→ **CHALLENGE**
Locate all lines in the data below that hold "Article" and show them.
- - - - - - -
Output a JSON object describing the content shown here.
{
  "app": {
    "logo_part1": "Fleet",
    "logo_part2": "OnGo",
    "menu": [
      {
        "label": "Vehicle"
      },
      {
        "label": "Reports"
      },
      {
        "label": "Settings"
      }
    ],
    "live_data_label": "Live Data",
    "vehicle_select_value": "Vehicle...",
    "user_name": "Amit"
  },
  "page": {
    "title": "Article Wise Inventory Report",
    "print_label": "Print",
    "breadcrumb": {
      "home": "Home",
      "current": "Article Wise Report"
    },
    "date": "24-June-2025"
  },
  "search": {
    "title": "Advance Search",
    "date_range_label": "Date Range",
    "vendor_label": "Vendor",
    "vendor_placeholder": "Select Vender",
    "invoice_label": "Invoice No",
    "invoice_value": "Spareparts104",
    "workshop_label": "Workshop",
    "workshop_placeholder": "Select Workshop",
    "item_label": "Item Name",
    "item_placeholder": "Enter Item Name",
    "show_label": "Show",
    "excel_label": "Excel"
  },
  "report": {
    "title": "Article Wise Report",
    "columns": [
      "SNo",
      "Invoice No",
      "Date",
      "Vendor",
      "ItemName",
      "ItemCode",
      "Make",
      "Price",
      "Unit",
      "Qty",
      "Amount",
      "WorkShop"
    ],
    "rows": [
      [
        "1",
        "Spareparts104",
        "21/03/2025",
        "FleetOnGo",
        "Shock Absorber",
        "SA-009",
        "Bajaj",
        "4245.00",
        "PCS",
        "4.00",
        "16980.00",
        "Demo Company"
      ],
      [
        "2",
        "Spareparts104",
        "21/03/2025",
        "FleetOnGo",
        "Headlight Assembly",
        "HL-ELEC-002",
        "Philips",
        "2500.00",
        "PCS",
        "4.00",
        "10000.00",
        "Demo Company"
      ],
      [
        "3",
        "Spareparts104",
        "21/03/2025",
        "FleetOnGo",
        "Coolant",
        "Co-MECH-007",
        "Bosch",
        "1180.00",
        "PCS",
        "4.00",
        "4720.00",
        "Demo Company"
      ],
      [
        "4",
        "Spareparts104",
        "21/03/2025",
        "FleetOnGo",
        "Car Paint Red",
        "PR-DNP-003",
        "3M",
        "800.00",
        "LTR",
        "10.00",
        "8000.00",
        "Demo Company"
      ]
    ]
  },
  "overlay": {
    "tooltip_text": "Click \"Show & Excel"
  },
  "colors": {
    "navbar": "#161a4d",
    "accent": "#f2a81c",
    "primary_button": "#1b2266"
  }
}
- - - - - - -
→ **EXERCISE RESULT**
    "title": "Article Wise Inventory Report",
      "current": "Article Wise Report"
    "title": "Article Wise Report",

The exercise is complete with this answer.